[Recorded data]

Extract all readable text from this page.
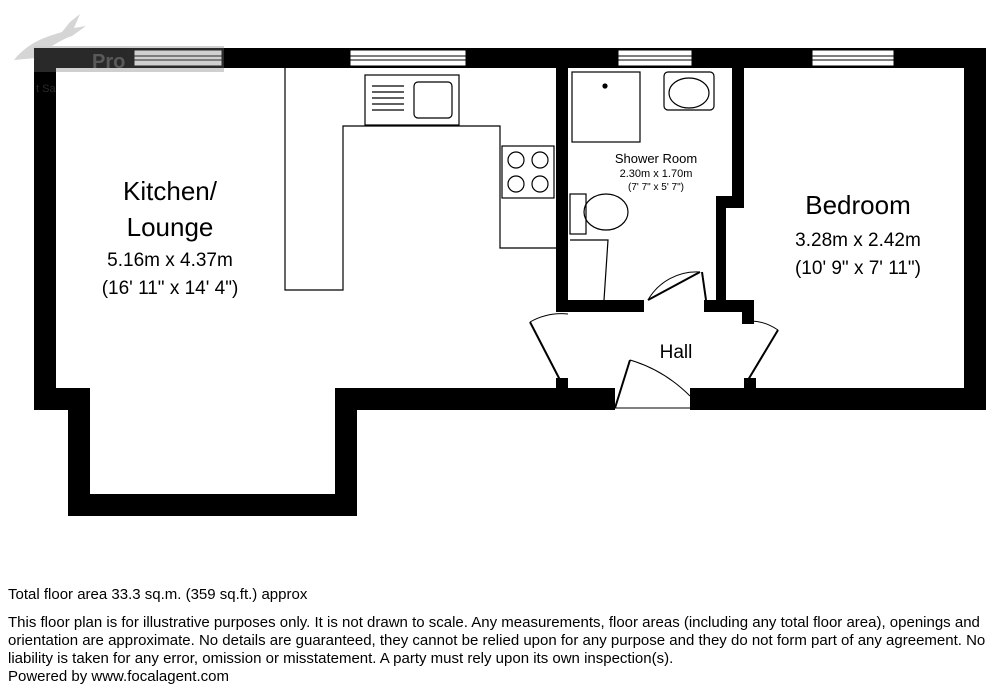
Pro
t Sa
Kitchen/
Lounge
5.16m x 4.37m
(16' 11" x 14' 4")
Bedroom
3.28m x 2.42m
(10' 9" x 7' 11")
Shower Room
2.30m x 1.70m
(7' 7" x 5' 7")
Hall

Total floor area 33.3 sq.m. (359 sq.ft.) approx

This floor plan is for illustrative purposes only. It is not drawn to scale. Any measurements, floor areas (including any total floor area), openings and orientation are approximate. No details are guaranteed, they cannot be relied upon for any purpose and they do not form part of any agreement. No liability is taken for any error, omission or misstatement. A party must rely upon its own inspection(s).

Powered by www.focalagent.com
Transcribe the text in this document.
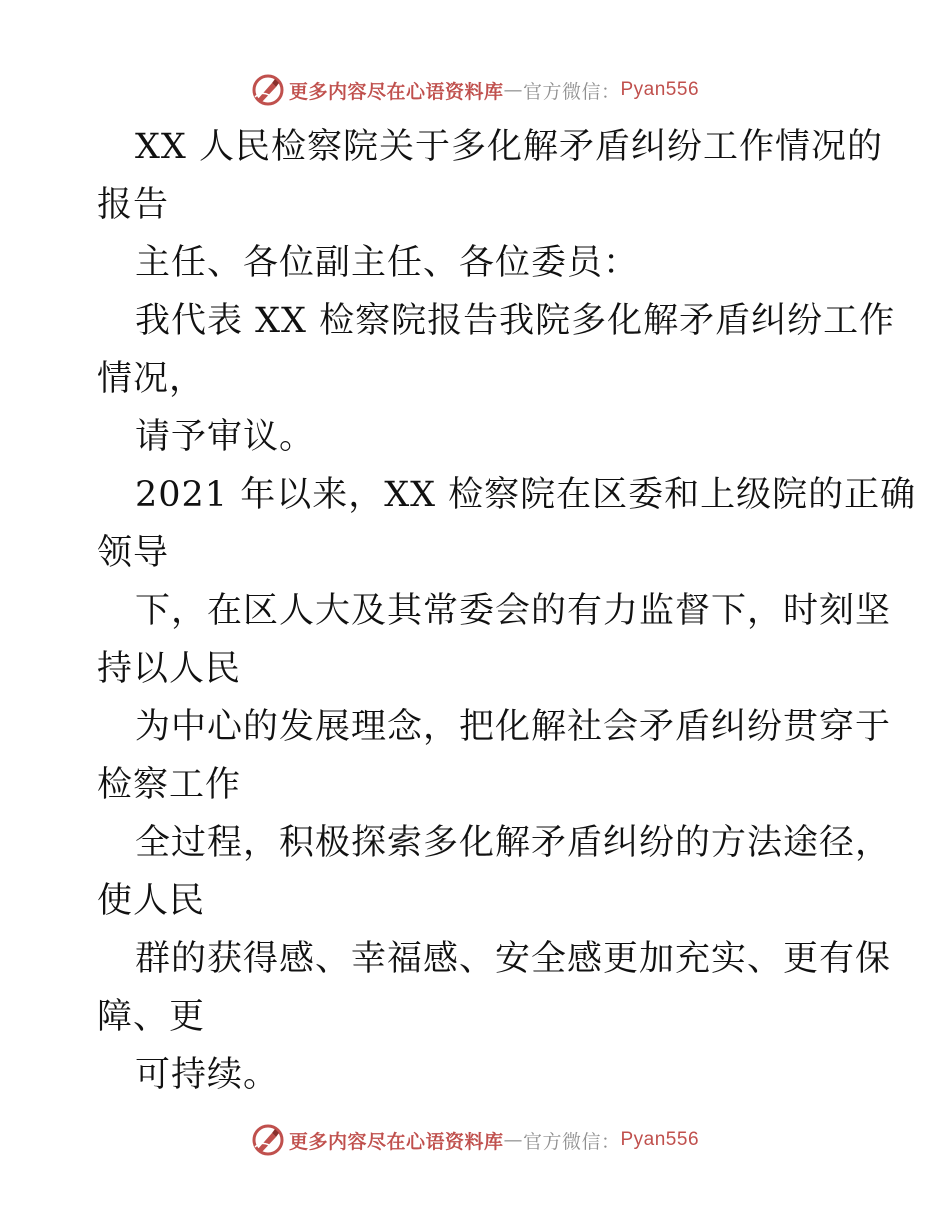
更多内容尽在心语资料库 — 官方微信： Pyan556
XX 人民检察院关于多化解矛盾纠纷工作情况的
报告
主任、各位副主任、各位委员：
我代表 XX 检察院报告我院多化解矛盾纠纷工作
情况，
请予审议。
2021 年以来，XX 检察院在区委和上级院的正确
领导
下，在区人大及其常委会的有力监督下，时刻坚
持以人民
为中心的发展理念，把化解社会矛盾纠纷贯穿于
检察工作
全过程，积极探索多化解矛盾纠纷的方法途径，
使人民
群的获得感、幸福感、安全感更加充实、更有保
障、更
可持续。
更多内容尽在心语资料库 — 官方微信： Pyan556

Stated exercise: Print each record exactly as it stands, leaving the images out.

Right answer:
Extract all readable text from this page.
Pro
t Sa
Kitchen/
Lounge
5.16m x 4.37m
(16' 11" x 14' 4")
Bedroom
3.28m x 2.42m
(10' 9" x 7' 11")
Shower Room
2.30m x 1.70m
(7' 7" x 5' 7")
Hall

Total floor area 33.3 sq.m. (359 sq.ft.) approx

This floor plan is for illustrative purposes only. It is not drawn to scale. Any measurements, floor areas (including any total floor area), openings and orientation are approximate. No details are guaranteed, they cannot be relied upon for any purpose and they do not form part of any agreement. No liability is taken for any error, omission or misstatement. A party must rely upon its own inspection(s).

Powered by www.focalagent.com
Transcribe the text in this document.
更多内容尽在心语资料库 — 官方微信： Pyan556
XX 人民检察院关于多化解矛盾纠纷工作情况的
报告
主任、各位副主任、各位委员：
我代表 XX 检察院报告我院多化解矛盾纠纷工作
情况，
请予审议。
2021 年以来，XX 检察院在区委和上级院的正确
领导
下，在区人大及其常委会的有力监督下，时刻坚
持以人民
为中心的发展理念，把化解社会矛盾纠纷贯穿于
检察工作
全过程，积极探索多化解矛盾纠纷的方法途径，
使人民
群的获得感、幸福感、安全感更加充实、更有保
障、更
可持续。
更多内容尽在心语资料库 — 官方微信： Pyan556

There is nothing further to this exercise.